>> BEGIN

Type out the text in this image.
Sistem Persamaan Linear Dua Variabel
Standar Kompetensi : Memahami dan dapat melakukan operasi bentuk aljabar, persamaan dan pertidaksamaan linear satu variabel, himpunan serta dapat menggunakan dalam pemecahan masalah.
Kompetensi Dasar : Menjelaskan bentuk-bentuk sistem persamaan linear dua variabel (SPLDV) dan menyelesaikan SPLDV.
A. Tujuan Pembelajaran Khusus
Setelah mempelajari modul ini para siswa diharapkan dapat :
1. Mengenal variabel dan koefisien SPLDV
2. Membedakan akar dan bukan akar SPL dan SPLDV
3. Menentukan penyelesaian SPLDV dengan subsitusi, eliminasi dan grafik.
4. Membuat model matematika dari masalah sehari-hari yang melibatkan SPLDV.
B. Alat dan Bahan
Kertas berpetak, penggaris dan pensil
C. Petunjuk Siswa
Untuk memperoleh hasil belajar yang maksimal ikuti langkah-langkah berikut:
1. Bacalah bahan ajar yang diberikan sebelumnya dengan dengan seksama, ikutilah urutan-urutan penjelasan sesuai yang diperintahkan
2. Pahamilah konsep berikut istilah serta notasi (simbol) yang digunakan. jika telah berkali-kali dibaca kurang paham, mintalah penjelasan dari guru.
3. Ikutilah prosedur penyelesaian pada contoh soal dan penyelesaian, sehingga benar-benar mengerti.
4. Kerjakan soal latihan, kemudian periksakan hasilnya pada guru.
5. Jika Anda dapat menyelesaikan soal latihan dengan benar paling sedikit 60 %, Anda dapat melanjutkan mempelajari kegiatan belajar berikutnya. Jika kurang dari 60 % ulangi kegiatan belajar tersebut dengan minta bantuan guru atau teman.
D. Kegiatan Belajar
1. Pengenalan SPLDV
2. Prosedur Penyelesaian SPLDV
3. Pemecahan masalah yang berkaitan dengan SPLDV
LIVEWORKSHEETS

>> END

[AIM OF THE TASK] Determine how many of the lines above hold the word "Kompetensi", and output that number by itself.

[SOLUTION FOR THIS EXERCISE] 2